REQUEST ▸ Find every line in the records below that holds the word "краткое", and copy it out.

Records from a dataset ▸
------------------------------------------------------------
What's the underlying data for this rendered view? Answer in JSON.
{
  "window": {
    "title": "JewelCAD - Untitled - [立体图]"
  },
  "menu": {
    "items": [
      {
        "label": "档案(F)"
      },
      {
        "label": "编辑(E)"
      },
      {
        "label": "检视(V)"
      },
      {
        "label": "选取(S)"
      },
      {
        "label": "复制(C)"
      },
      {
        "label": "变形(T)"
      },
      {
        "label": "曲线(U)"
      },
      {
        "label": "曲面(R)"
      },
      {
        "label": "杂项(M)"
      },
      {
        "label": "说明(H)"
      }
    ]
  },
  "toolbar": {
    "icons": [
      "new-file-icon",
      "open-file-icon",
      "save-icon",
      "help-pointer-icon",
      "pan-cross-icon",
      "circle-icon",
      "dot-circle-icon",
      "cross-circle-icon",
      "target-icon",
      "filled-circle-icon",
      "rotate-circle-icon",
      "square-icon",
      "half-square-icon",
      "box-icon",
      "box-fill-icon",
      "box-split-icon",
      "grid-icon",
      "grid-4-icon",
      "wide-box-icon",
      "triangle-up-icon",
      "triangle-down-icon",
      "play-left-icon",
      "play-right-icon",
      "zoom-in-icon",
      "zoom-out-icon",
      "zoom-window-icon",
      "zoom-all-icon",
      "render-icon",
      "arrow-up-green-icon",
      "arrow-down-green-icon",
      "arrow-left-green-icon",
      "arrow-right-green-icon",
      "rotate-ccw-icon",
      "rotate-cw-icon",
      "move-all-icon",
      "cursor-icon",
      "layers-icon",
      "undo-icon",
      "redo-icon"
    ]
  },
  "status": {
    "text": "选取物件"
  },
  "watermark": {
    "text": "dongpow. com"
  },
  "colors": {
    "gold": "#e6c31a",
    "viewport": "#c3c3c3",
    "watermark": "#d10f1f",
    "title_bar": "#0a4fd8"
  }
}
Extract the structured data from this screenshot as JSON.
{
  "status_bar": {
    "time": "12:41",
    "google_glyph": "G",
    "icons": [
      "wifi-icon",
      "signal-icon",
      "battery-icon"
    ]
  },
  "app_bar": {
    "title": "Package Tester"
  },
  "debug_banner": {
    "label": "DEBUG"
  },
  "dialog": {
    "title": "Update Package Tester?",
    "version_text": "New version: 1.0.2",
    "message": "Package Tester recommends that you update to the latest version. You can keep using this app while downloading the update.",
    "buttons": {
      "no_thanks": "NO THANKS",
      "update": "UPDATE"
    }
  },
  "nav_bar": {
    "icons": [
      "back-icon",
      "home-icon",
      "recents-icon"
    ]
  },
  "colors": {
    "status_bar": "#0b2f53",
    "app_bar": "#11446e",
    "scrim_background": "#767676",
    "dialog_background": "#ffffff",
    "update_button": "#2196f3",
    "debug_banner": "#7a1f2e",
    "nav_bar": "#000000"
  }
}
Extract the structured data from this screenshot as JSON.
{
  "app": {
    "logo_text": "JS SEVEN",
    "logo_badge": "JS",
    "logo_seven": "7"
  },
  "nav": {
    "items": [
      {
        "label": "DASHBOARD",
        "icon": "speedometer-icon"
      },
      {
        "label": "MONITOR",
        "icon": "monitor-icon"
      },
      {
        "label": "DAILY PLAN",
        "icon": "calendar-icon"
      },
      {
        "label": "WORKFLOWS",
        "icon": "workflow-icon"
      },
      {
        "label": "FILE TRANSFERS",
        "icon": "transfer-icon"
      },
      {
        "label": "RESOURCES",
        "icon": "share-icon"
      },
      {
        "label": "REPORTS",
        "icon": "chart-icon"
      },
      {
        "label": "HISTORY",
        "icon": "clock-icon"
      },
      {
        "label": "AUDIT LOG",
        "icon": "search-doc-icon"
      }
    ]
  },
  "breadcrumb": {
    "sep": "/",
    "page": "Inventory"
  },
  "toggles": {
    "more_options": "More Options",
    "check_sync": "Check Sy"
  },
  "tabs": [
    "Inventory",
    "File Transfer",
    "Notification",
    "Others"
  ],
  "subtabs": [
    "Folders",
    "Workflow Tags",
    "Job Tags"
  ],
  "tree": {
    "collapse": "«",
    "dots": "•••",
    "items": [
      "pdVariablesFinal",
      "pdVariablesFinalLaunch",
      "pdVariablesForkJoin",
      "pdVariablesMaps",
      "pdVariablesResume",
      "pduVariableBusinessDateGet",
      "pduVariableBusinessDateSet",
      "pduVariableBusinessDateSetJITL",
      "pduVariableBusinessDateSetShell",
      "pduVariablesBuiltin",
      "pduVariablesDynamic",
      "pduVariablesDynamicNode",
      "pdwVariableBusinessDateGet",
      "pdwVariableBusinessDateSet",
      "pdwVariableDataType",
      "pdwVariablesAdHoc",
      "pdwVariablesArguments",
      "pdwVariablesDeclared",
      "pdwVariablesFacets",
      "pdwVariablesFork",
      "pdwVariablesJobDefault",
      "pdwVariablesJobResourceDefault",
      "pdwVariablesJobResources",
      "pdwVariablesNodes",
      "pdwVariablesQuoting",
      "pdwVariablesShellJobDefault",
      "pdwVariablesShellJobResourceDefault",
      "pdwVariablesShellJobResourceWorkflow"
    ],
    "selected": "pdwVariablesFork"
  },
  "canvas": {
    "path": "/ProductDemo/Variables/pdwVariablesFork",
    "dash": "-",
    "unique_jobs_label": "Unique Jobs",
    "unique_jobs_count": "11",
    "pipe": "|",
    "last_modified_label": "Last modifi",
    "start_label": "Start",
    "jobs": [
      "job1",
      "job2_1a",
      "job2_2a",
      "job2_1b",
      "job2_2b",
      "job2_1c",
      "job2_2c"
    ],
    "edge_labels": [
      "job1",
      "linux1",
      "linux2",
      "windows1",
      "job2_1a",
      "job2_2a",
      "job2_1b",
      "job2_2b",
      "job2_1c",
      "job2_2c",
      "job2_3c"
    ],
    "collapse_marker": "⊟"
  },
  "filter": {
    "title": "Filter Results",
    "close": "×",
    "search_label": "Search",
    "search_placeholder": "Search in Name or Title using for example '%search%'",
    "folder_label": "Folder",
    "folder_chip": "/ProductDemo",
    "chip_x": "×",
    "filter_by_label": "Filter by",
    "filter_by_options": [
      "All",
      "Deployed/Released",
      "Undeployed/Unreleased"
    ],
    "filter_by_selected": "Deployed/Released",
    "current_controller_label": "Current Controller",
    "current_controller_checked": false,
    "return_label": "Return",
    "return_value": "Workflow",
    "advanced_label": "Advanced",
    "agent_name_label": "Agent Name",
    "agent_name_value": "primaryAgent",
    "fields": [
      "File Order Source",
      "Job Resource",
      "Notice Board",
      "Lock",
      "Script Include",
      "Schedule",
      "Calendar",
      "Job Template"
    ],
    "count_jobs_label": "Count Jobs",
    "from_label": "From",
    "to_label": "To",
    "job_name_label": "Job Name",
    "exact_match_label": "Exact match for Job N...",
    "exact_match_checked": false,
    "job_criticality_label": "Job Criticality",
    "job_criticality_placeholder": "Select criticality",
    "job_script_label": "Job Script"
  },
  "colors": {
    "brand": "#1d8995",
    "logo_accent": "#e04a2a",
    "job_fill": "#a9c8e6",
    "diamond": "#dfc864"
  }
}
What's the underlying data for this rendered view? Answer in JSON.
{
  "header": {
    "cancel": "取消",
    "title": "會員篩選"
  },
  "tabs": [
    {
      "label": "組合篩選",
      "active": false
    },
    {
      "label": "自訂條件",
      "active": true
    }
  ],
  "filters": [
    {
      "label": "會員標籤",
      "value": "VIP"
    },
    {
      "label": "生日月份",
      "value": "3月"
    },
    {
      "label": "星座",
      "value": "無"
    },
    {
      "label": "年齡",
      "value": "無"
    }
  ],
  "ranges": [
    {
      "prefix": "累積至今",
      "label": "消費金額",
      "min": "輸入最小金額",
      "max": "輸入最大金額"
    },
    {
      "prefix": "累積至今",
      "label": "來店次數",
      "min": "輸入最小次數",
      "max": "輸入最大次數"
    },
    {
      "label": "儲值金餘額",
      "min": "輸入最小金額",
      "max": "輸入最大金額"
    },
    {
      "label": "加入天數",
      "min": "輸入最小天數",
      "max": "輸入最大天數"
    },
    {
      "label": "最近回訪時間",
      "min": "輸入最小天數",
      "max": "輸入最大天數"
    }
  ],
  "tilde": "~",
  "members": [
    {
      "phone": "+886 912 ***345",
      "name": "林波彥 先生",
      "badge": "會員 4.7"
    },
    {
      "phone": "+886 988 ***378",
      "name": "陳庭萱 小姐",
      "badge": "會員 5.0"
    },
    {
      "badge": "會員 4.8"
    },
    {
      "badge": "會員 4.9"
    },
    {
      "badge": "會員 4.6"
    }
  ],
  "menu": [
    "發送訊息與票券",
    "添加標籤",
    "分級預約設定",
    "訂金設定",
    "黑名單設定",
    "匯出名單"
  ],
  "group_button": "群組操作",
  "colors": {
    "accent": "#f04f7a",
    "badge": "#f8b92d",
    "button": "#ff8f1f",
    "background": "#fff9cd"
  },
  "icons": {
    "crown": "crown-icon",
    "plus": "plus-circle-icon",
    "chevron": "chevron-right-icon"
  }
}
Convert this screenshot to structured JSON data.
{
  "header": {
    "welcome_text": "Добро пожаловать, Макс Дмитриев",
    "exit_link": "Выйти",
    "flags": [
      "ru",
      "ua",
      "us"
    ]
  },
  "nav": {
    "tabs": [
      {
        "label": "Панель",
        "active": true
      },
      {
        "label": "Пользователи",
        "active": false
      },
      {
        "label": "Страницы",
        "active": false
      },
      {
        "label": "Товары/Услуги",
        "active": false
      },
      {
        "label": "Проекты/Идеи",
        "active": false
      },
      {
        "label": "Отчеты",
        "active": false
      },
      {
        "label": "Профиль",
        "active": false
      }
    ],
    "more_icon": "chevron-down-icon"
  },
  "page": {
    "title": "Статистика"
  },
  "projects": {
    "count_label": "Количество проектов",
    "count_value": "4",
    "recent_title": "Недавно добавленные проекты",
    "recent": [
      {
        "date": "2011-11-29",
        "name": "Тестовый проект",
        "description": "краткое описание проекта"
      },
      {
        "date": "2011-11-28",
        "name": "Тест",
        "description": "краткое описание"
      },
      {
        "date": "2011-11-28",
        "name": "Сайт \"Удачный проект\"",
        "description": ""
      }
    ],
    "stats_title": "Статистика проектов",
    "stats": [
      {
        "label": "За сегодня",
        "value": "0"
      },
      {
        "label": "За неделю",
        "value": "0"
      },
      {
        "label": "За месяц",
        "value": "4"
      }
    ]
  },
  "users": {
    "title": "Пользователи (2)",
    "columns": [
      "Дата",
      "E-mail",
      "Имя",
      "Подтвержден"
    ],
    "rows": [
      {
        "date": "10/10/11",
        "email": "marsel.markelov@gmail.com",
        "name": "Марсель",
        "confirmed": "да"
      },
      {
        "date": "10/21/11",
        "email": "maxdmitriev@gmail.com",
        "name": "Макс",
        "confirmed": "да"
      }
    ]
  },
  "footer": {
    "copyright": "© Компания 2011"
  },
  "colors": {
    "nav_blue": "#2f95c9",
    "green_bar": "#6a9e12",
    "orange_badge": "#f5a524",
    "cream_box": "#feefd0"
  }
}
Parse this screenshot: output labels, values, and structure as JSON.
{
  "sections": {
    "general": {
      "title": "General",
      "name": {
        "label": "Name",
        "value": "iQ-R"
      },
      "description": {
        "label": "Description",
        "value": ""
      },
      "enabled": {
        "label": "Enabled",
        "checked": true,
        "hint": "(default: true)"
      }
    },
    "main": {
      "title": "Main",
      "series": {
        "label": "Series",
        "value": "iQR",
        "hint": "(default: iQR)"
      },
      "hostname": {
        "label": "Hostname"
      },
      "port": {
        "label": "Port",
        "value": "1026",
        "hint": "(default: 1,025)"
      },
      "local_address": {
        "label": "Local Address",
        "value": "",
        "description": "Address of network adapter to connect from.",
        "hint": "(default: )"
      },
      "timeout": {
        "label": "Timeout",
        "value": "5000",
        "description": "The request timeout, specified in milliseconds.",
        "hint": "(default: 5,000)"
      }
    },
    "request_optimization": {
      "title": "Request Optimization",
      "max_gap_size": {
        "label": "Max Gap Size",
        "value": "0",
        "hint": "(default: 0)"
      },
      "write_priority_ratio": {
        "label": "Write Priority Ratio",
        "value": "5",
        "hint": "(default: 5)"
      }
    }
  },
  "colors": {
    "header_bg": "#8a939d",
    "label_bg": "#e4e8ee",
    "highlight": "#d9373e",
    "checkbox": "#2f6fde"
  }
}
------------------------------------------------------------
RESULT OF THE EXERCISE ▸
        "description": "краткое описание проекта"
        "description": "краткое описание"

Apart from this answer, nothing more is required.